--- BEGIN ---
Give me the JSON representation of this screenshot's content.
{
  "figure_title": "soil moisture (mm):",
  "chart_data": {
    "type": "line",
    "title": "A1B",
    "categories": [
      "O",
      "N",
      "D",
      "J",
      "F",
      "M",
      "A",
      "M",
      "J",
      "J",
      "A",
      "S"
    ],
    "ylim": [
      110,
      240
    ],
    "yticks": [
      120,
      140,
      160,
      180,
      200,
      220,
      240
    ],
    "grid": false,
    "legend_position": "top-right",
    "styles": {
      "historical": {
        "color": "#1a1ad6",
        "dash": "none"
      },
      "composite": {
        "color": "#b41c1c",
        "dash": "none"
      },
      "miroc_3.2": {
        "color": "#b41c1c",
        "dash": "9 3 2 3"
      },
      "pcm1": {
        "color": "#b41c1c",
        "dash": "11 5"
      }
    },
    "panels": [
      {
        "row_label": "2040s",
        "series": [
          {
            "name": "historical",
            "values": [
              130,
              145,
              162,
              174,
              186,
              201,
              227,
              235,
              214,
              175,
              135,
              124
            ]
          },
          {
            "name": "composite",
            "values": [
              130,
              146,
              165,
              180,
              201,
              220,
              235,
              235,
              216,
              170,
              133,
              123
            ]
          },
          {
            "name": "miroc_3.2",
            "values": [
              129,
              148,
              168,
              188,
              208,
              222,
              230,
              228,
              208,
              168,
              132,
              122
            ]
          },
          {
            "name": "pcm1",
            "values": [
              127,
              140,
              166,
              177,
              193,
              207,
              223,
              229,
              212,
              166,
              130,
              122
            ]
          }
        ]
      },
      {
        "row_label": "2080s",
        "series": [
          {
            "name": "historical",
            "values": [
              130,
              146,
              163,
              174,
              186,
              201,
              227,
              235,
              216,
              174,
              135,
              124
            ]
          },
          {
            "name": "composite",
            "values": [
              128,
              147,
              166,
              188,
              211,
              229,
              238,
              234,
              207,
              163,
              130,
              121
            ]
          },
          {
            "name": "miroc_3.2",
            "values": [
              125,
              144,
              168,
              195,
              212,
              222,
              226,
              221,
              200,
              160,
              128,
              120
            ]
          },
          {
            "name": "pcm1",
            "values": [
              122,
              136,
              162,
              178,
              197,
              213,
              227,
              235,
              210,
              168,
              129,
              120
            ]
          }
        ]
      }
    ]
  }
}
--- END ---
Task instructions>
Retype all the records, matching them exactly.

Solved problem>
Give me the JSON representation of this screenshot's content.
{
  "figure_title": "soil moisture (mm):",
  "chart_data": {
    "type": "line",
    "title": "A1B",
    "categories": [
      "O",
      "N",
      "D",
      "J",
      "F",
      "M",
      "A",
      "M",
      "J",
      "J",
      "A",
      "S"
    ],
    "ylim": [
      110,
      240
    ],
    "yticks": [
      120,
      140,
      160,
      180,
      200,
      220,
      240
    ],
    "grid": false,
    "legend_position": "top-right",
    "styles": {
      "historical": {
        "color": "#1a1ad6",
        "dash": "none"
      },
      "composite": {
        "color": "#b41c1c",
        "dash": "none"
      },
      "miroc_3.2": {
        "color": "#b41c1c",
        "dash": "9 3 2 3"
      },
      "pcm1": {
        "color": "#b41c1c",
        "dash": "11 5"
      }
    },
    "panels": [
      {
        "row_label": "2040s",
        "series": [
          {
            "name": "historical",
            "values": [
              130,
              145,
              162,
              174,
              186,
              201,
              227,
              235,
              214,
              175,
              135,
              124
            ]
          },
          {
            "name": "composite",
            "values": [
              130,
              146,
              165,
              180,
              201,
              220,
              235,
              235,
              216,
              170,
              133,
              123
            ]
          },
          {
            "name": "miroc_3.2",
            "values": [
              129,
              148,
              168,
              188,
              208,
              222,
              230,
              228,
              208,
              168,
              132,
              122
            ]
          },
          {
            "name": "pcm1",
            "values": [
              127,
              140,
              166,
              177,
              193,
              207,
              223,
              229,
              212,
              166,
              130,
              122
            ]
          }
        ]
      },
      {
        "row_label": "2080s",
        "series": [
          {
            "name": "historical",
            "values": [
              130,
              146,
              163,
              174,
              186,
              201,
              227,
              235,
              216,
              174,
              135,
              124
            ]
          },
          {
            "name": "composite",
            "values": [
              128,
              147,
              166,
              188,
              211,
              229,
              238,
              234,
              207,
              163,
              130,
              121
            ]
          },
          {
            "name": "miroc_3.2",
            "values": [
              125,
              144,
              168,
              195,
              212,
              222,
              226,
              221,
              200,
              160,
              128,
              120
            ]
          },
          {
            "name": "pcm1",
            "values": [
              122,
              136,
              162,
              178,
              197,
              213,
              227,
              235,
              210,
              168,
              129,
              120
            ]
          }
        ]
      }
    ]
  }
}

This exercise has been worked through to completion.